- **EXERCISE INSTRUCTIONS**
Which lines in the material below contain the word "Dordrecht"? Copy each of them.

── RECORDS FOR PROCESSING

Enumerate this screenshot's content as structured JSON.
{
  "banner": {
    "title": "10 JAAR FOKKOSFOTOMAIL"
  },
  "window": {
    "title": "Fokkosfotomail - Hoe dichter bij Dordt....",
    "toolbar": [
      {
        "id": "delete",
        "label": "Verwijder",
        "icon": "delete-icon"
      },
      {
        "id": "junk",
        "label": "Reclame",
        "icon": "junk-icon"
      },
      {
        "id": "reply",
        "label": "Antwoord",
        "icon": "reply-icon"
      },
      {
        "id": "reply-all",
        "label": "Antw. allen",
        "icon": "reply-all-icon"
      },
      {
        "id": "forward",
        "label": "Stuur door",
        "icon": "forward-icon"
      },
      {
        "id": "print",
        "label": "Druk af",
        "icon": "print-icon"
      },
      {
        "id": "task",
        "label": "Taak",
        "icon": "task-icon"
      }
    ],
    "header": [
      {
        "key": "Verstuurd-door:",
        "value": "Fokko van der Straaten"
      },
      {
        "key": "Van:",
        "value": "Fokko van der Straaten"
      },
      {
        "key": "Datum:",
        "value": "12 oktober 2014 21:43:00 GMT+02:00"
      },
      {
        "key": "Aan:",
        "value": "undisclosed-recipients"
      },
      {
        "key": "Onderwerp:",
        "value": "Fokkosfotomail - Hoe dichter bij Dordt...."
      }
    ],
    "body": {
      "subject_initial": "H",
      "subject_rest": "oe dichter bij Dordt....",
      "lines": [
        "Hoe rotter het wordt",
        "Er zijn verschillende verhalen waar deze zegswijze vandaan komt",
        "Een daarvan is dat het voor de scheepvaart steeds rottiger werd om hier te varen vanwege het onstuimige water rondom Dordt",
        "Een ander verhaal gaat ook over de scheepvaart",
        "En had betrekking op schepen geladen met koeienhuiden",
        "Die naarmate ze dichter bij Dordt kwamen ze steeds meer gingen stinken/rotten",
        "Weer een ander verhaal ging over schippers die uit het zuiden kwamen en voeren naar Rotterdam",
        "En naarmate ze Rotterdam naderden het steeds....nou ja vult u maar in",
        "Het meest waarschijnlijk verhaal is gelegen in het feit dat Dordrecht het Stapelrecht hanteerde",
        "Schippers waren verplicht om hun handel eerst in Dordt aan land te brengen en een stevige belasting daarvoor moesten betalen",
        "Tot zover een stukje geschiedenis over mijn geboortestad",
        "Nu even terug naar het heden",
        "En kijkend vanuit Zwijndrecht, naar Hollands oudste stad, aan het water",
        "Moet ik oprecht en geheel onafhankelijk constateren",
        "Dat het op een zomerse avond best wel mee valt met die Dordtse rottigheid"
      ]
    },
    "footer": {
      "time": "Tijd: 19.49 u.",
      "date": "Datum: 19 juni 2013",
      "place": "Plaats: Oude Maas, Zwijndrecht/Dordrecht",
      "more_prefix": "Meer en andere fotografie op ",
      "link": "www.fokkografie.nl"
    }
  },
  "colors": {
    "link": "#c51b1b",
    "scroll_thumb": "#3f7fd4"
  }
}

────

- **RESULT FOR THIS EXERCISE**
        "Het meest waarschijnlijk verhaal is gelegen in het feit dat Dordrecht het Stapelrecht hanteerde",
      "place": "Plaats: Oude Maas, Zwijndrecht/Dordrecht",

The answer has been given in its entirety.